((

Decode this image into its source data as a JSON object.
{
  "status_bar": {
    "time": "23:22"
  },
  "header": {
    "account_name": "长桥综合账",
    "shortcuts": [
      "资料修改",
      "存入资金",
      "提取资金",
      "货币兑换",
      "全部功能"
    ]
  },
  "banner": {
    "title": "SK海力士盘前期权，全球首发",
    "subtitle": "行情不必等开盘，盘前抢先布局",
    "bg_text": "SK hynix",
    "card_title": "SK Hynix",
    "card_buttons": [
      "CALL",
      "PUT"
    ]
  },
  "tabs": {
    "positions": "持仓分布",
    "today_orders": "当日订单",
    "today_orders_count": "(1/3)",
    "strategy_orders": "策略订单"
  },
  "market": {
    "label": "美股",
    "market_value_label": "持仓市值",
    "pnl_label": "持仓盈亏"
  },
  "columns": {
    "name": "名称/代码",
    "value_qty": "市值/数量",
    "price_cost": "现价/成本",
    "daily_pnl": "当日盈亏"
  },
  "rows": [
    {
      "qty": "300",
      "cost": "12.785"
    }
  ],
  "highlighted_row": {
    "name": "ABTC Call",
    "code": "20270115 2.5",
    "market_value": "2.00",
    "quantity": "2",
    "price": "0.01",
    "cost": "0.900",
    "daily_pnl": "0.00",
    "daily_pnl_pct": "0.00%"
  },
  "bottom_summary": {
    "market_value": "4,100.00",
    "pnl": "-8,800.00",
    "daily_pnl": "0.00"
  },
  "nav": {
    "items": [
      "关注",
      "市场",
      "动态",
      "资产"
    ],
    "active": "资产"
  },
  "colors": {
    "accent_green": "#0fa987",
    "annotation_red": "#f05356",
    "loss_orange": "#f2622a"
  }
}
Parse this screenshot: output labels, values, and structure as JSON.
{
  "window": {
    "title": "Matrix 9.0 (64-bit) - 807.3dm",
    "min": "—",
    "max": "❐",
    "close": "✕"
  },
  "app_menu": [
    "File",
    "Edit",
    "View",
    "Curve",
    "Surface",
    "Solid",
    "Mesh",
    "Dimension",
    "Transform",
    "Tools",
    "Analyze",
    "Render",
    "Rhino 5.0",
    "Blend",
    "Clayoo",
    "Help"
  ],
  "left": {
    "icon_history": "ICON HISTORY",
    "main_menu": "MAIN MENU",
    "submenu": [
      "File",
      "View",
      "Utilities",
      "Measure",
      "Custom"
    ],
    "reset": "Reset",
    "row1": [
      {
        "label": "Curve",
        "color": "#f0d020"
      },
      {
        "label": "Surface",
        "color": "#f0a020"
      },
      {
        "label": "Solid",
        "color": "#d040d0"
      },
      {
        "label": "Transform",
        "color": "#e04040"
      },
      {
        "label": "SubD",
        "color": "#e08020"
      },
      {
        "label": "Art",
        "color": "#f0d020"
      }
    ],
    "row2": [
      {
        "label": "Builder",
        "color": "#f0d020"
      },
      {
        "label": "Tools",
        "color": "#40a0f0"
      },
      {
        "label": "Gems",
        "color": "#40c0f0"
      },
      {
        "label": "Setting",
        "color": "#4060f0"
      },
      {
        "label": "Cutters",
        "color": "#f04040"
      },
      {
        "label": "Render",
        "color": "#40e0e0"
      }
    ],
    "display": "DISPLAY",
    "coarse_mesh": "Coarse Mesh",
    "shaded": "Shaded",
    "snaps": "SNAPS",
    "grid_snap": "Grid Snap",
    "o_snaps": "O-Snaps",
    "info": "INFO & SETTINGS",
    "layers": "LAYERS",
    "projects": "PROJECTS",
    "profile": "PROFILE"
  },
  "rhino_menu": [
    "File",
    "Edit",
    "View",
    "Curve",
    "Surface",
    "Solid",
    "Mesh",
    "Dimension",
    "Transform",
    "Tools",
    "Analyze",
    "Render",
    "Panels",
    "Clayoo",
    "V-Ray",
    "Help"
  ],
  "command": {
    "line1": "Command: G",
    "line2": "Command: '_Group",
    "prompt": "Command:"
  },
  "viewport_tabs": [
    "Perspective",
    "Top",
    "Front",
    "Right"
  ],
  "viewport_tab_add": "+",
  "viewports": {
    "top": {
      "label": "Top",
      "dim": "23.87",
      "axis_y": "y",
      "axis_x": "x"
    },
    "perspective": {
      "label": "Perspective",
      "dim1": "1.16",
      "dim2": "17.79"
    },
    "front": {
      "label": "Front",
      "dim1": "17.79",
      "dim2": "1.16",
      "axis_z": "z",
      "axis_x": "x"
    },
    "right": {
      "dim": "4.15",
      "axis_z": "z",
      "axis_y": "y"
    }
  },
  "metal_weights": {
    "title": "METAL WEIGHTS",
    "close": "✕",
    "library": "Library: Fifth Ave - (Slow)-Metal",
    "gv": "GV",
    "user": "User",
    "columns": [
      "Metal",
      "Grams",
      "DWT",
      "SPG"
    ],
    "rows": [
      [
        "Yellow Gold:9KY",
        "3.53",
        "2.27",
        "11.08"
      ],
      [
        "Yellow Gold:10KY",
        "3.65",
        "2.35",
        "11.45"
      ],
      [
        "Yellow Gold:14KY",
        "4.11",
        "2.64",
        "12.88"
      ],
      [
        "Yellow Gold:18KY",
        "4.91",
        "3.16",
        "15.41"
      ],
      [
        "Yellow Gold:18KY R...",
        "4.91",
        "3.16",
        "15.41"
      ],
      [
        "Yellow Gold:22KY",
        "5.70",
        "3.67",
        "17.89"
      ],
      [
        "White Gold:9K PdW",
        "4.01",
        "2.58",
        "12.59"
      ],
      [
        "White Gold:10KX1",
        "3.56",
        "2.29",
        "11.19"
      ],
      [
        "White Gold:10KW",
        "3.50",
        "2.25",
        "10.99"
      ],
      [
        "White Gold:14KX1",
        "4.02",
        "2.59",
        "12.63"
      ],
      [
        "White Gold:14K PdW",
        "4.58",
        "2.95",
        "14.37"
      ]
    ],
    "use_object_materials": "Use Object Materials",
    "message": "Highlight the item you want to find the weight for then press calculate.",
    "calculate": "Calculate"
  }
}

))

• _THE PROBLEM_
Go through the listing above and pull out each line containing the word "calculate".

• _SOLUTION_
    "message": "Highlight the item you want to find the weight for then press calculate.",
    "calculate": "Calculate"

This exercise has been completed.